*What you have to do*: Which lines in the data contain the word "access"? Please copy each of them.

*Records to process*:
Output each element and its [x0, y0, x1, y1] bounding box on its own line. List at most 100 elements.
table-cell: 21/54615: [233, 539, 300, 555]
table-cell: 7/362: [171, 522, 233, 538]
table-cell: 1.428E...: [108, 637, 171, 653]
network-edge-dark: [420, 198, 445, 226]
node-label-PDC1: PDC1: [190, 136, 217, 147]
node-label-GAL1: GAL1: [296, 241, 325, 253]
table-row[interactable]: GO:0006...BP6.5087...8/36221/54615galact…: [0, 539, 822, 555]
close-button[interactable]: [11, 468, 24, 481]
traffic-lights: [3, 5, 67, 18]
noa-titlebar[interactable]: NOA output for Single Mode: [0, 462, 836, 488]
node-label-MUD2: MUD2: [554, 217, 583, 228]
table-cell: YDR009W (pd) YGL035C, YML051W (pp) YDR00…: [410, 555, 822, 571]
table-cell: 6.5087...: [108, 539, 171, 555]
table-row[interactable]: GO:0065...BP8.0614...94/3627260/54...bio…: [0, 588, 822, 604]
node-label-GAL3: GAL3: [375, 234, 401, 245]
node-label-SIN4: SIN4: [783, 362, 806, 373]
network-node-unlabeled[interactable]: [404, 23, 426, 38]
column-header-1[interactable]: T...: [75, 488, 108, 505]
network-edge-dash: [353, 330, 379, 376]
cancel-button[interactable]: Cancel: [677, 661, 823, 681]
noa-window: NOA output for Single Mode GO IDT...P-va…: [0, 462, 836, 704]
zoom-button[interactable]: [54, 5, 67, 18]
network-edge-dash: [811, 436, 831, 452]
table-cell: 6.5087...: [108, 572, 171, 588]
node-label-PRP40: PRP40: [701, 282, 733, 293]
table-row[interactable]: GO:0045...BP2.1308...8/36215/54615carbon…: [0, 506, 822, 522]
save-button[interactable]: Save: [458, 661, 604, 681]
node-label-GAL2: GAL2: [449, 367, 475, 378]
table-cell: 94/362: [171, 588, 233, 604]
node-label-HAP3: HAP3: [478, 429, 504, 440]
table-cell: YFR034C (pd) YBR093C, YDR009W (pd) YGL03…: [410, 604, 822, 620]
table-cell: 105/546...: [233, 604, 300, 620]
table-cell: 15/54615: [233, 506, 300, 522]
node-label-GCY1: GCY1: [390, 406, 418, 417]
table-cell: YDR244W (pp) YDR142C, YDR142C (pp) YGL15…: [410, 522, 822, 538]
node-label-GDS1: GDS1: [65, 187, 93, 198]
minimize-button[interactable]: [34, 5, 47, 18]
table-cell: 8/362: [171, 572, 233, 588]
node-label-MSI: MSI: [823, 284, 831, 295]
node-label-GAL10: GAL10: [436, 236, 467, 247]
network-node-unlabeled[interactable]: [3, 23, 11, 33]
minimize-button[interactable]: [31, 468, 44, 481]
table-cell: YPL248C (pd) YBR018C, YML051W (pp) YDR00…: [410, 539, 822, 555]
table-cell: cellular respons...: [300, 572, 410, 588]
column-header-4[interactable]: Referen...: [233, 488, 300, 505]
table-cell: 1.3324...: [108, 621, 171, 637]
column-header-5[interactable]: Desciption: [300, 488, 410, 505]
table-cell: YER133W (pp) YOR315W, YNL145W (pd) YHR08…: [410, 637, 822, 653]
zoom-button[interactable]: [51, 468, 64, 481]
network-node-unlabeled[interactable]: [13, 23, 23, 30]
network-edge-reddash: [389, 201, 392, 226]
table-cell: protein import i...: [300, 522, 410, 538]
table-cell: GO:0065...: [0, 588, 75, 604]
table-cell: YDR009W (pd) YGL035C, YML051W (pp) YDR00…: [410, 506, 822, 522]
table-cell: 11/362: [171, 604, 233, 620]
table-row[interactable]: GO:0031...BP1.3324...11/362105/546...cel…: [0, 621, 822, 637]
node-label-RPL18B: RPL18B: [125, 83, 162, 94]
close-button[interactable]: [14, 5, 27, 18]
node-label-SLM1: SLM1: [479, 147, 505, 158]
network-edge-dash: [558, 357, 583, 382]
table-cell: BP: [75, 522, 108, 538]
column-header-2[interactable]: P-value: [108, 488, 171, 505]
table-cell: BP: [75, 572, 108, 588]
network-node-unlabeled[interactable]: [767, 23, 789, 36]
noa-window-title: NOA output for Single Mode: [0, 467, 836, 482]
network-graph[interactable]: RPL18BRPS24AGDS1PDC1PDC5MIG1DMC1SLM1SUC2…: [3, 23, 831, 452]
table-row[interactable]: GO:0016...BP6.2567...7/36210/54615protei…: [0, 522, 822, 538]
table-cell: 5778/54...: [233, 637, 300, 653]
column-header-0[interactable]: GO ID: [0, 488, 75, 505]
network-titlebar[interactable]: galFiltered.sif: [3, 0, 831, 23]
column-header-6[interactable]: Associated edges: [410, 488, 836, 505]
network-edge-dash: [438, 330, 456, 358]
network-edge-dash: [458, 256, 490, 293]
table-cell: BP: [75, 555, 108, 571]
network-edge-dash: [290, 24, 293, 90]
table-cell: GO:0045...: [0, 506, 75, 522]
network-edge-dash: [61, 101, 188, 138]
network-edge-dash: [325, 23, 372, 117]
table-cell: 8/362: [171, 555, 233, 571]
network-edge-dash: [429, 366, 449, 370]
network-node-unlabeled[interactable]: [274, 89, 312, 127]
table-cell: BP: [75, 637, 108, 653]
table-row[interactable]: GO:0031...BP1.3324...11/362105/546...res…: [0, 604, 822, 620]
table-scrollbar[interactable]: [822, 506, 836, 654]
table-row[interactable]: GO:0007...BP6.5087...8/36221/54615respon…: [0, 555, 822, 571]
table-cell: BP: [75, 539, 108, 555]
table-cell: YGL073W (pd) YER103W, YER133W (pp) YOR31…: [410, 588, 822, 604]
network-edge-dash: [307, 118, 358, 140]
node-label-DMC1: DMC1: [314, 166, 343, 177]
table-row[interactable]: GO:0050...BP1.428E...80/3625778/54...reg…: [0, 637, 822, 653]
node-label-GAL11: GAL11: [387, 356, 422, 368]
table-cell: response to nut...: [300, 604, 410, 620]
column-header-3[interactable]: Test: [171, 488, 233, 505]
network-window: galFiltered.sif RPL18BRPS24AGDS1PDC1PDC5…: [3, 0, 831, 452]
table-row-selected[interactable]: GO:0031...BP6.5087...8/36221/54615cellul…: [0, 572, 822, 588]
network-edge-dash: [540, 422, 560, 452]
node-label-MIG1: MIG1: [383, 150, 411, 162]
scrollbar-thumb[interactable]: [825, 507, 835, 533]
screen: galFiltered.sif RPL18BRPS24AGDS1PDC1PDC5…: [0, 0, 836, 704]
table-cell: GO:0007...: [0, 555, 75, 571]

...

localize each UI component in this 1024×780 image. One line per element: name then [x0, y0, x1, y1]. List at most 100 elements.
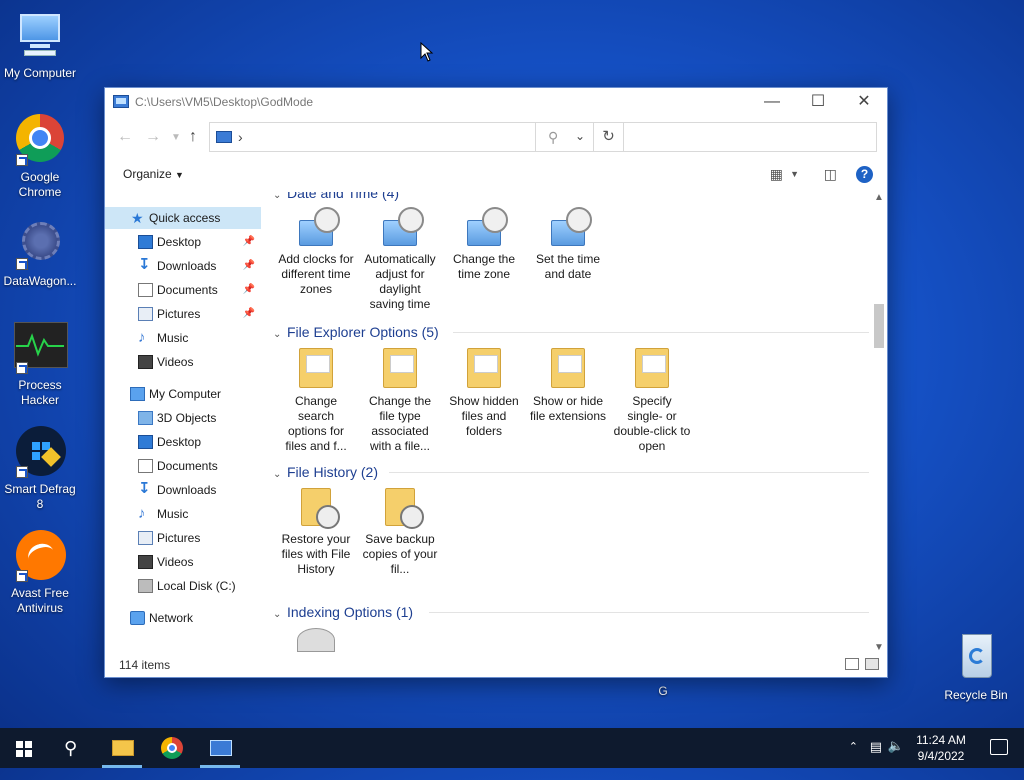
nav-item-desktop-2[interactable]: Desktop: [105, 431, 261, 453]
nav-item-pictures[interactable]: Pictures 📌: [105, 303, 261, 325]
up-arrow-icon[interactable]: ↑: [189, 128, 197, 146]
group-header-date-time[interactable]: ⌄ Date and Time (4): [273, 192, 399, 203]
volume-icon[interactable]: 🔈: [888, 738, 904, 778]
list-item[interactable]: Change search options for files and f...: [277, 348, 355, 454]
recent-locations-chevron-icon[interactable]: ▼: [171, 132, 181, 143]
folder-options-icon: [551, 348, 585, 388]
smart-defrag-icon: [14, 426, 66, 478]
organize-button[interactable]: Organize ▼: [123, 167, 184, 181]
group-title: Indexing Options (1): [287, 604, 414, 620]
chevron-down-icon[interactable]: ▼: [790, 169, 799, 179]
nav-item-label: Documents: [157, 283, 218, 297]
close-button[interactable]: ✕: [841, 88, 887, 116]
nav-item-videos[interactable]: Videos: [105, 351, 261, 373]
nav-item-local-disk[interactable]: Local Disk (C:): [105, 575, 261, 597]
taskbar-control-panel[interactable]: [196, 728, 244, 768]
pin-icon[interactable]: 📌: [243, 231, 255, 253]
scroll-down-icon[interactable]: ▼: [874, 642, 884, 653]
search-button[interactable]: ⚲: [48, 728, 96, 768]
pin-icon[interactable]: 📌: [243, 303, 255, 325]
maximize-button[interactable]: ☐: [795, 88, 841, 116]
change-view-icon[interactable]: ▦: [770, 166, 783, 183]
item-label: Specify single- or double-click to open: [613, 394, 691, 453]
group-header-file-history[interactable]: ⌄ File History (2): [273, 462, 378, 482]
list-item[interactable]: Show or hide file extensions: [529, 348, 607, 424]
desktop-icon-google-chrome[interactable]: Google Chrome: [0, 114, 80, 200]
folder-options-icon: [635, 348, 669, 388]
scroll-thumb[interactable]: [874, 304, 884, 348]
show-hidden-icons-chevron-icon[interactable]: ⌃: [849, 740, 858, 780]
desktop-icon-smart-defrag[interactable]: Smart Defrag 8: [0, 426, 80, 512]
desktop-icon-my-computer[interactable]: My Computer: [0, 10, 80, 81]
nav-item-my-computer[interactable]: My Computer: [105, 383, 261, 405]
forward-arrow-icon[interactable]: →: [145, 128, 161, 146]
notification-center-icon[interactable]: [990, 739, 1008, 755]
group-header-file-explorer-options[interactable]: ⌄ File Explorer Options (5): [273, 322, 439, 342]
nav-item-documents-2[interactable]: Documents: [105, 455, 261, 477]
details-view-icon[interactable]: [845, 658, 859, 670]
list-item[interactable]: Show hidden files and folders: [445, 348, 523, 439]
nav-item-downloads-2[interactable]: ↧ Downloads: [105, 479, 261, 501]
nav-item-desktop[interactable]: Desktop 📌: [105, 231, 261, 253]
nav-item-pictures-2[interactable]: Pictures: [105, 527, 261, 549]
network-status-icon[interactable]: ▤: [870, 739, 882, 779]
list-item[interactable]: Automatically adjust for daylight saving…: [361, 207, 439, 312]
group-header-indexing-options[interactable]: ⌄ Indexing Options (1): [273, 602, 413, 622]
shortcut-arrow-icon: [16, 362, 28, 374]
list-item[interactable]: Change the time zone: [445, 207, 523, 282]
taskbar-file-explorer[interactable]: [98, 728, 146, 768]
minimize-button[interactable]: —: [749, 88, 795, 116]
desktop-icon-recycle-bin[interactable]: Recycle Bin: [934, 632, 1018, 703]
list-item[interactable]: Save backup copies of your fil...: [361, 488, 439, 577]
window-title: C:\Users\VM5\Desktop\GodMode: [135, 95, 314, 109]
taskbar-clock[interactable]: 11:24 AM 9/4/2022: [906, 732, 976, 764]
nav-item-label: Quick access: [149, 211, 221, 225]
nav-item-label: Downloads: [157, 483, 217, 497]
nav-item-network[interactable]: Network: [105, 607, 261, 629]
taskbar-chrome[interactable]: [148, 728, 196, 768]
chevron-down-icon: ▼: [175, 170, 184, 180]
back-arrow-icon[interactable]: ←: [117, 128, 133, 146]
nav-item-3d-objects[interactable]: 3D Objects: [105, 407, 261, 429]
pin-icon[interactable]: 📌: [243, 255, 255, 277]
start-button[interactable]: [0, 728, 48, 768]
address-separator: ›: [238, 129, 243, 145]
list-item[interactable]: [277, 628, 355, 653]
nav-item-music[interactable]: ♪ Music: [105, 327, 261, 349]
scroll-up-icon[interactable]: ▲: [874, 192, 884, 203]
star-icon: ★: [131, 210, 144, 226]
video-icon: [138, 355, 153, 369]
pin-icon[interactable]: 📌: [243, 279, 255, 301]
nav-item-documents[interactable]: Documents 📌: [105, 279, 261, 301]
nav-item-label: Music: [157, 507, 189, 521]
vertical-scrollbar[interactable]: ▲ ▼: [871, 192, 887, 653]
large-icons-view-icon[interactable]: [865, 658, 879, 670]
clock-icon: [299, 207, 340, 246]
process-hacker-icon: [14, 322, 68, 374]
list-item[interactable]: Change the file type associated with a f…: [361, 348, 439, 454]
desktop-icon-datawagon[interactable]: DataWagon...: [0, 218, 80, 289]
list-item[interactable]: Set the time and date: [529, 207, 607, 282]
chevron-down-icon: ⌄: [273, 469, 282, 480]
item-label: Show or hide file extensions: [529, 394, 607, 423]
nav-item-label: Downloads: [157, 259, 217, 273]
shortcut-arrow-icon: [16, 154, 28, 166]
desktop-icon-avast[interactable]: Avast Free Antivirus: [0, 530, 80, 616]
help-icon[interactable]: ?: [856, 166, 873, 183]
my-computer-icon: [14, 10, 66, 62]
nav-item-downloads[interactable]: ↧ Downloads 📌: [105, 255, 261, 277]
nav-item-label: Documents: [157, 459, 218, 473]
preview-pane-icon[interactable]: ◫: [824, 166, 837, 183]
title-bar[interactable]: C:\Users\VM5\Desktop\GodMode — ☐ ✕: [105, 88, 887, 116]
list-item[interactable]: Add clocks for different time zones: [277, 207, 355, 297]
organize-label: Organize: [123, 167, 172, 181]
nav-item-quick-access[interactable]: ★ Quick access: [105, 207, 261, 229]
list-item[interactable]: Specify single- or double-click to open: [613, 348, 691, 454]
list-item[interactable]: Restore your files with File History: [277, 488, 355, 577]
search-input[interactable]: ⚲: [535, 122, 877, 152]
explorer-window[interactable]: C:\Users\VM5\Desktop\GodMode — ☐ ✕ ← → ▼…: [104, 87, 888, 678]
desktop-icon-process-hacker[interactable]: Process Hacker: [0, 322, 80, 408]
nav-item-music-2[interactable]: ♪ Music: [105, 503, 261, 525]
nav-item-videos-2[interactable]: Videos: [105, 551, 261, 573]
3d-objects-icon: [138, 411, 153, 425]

*Output*:
nav-item-label: Quick access: [149, 211, 221, 225]
nav-item-quick-access[interactable]: ★ Quick access: [105, 207, 261, 229]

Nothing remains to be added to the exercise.